What you need to do
Restate the records below word for word.

--- Material supplied ---

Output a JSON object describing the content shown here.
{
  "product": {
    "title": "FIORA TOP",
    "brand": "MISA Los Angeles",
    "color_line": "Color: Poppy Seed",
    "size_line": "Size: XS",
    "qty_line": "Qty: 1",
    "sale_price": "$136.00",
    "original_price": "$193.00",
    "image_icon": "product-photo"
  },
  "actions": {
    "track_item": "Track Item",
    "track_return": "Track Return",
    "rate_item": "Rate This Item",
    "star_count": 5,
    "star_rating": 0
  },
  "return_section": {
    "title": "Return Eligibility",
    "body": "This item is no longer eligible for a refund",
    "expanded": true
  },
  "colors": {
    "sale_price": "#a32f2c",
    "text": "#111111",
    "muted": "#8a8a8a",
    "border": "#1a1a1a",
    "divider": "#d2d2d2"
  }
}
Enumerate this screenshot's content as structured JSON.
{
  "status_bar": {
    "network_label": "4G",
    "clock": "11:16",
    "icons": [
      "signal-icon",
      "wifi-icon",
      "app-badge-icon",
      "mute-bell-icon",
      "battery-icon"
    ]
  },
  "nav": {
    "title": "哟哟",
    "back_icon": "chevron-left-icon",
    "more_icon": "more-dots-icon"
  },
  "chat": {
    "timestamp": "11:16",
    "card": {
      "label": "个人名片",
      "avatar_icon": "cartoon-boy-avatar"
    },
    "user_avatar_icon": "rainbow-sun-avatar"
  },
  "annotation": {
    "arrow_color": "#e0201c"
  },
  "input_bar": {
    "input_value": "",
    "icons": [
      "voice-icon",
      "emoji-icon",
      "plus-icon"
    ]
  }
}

---

Answer to the task
Output a JSON object describing the content shown here.
{
  "product": {
    "title": "FIORA TOP",
    "brand": "MISA Los Angeles",
    "color_line": "Color: Poppy Seed",
    "size_line": "Size: XS",
    "qty_line": "Qty: 1",
    "sale_price": "$136.00",
    "original_price": "$193.00",
    "image_icon": "product-photo"
  },
  "actions": {
    "track_item": "Track Item",
    "track_return": "Track Return",
    "rate_item": "Rate This Item",
    "star_count": 5,
    "star_rating": 0
  },
  "return_section": {
    "title": "Return Eligibility",
    "body": "This item is no longer eligible for a refund",
    "expanded": true
  },
  "colors": {
    "sale_price": "#a32f2c",
    "text": "#111111",
    "muted": "#8a8a8a",
    "border": "#1a1a1a",
    "divider": "#d2d2d2"
  }
}
Enumerate this screenshot's content as structured JSON.
{
  "status_bar": {
    "network_label": "4G",
    "clock": "11:16",
    "icons": [
      "signal-icon",
      "wifi-icon",
      "app-badge-icon",
      "mute-bell-icon",
      "battery-icon"
    ]
  },
  "nav": {
    "title": "哟哟",
    "back_icon": "chevron-left-icon",
    "more_icon": "more-dots-icon"
  },
  "chat": {
    "timestamp": "11:16",
    "card": {
      "label": "个人名片",
      "avatar_icon": "cartoon-boy-avatar"
    },
    "user_avatar_icon": "rainbow-sun-avatar"
  },
  "annotation": {
    "arrow_color": "#e0201c"
  },
  "input_bar": {
    "input_value": "",
    "icons": [
      "voice-icon",
      "emoji-icon",
      "plus-icon"
    ]
  }
}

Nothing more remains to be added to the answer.